| Short exercise |
Your task is to extract every line from the material below exactly.

--- Start of Source records ---

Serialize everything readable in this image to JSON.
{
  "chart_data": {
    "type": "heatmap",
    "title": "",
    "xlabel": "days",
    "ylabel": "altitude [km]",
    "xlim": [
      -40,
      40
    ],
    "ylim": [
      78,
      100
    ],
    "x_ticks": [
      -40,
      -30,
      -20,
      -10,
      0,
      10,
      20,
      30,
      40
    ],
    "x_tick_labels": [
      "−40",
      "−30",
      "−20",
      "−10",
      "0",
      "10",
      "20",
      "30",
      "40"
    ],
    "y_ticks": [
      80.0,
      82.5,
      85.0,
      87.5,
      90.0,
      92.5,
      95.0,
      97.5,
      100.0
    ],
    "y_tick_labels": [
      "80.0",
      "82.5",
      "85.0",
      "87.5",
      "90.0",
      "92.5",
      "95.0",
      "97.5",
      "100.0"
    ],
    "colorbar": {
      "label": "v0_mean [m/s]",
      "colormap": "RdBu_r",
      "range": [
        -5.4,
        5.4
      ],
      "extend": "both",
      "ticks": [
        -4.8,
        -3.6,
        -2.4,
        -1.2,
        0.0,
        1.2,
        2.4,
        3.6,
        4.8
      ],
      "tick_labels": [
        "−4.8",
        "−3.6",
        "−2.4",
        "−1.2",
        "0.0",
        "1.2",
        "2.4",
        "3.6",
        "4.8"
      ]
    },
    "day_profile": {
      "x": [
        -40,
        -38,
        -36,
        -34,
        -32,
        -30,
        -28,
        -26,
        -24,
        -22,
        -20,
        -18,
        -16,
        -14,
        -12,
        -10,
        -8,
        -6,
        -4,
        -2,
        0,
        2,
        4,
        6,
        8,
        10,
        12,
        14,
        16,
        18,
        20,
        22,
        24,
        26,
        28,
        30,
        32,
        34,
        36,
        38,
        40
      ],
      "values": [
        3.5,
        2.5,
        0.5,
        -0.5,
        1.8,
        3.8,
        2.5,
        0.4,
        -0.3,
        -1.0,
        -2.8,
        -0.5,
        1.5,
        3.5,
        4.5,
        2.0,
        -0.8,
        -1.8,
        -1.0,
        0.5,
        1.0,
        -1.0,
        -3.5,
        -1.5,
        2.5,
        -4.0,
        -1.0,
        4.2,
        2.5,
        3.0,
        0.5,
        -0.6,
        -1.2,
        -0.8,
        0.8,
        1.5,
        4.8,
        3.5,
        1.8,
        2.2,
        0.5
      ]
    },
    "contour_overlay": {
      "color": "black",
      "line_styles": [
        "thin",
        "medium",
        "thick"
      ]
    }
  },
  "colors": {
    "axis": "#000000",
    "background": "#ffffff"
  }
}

--- End of Source records ---

| Problem solution |
Serialize everything readable in this image to JSON.
{
  "chart_data": {
    "type": "heatmap",
    "title": "",
    "xlabel": "days",
    "ylabel": "altitude [km]",
    "xlim": [
      -40,
      40
    ],
    "ylim": [
      78,
      100
    ],
    "x_ticks": [
      -40,
      -30,
      -20,
      -10,
      0,
      10,
      20,
      30,
      40
    ],
    "x_tick_labels": [
      "−40",
      "−30",
      "−20",
      "−10",
      "0",
      "10",
      "20",
      "30",
      "40"
    ],
    "y_ticks": [
      80.0,
      82.5,
      85.0,
      87.5,
      90.0,
      92.5,
      95.0,
      97.5,
      100.0
    ],
    "y_tick_labels": [
      "80.0",
      "82.5",
      "85.0",
      "87.5",
      "90.0",
      "92.5",
      "95.0",
      "97.5",
      "100.0"
    ],
    "colorbar": {
      "label": "v0_mean [m/s]",
      "colormap": "RdBu_r",
      "range": [
        -5.4,
        5.4
      ],
      "extend": "both",
      "ticks": [
        -4.8,
        -3.6,
        -2.4,
        -1.2,
        0.0,
        1.2,
        2.4,
        3.6,
        4.8
      ],
      "tick_labels": [
        "−4.8",
        "−3.6",
        "−2.4",
        "−1.2",
        "0.0",
        "1.2",
        "2.4",
        "3.6",
        "4.8"
      ]
    },
    "day_profile": {
      "x": [
        -40,
        -38,
        -36,
        -34,
        -32,
        -30,
        -28,
        -26,
        -24,
        -22,
        -20,
        -18,
        -16,
        -14,
        -12,
        -10,
        -8,
        -6,
        -4,
        -2,
        0,
        2,
        4,
        6,
        8,
        10,
        12,
        14,
        16,
        18,
        20,
        22,
        24,
        26,
        28,
        30,
        32,
        34,
        36,
        38,
        40
      ],
      "values": [
        3.5,
        2.5,
        0.5,
        -0.5,
        1.8,
        3.8,
        2.5,
        0.4,
        -0.3,
        -1.0,
        -2.8,
        -0.5,
        1.5,
        3.5,
        4.5,
        2.0,
        -0.8,
        -1.8,
        -1.0,
        0.5,
        1.0,
        -1.0,
        -3.5,
        -1.5,
        2.5,
        -4.0,
        -1.0,
        4.2,
        2.5,
        3.0,
        0.5,
        -0.6,
        -1.2,
        -0.8,
        0.8,
        1.5,
        4.8,
        3.5,
        1.8,
        2.2,
        0.5
      ]
    },
    "contour_overlay": {
      "color": "black",
      "line_styles": [
        "thin",
        "medium",
        "thick"
      ]
    }
  },
  "colors": {
    "axis": "#000000",
    "background": "#ffffff"
  }
}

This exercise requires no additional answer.